Start RECORD SET
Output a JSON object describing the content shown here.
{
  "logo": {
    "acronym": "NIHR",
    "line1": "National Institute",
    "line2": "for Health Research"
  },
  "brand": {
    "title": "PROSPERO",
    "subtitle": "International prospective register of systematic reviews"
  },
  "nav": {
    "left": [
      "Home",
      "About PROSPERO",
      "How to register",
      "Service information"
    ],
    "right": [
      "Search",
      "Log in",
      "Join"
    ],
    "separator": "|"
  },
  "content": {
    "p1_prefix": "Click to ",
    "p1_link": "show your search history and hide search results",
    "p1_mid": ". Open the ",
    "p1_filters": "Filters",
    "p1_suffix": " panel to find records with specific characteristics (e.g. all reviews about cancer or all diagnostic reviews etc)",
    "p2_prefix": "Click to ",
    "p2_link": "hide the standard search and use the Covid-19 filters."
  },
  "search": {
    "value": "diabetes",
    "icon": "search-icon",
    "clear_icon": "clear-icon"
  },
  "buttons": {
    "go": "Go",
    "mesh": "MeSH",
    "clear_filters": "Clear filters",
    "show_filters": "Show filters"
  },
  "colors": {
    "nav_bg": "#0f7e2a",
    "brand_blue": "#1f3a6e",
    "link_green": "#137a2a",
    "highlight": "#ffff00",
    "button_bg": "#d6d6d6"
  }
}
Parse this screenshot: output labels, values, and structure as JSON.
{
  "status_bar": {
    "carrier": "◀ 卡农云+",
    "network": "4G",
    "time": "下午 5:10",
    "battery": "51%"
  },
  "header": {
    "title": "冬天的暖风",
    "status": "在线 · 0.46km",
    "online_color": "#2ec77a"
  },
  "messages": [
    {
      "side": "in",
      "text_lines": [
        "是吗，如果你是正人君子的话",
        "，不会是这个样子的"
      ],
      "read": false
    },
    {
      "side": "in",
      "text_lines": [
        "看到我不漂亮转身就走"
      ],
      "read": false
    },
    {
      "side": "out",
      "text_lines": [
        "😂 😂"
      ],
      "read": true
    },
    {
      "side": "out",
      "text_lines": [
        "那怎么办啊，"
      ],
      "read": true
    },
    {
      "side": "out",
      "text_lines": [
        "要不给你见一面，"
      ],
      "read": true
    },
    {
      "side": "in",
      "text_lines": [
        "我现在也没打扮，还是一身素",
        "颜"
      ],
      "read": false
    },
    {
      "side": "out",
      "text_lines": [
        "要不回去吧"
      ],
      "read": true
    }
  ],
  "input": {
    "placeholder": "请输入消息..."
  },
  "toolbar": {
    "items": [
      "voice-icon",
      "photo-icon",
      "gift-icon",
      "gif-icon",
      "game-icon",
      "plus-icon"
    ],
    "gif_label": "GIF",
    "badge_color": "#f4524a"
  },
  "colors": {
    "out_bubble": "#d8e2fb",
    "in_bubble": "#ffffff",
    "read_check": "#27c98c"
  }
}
End RECORD SET
• [EXERCISE BRIEF] Count every line in the preceding entries where the string "Click" appears, then state only the total.

• [COMPLETED EXERCISE] 2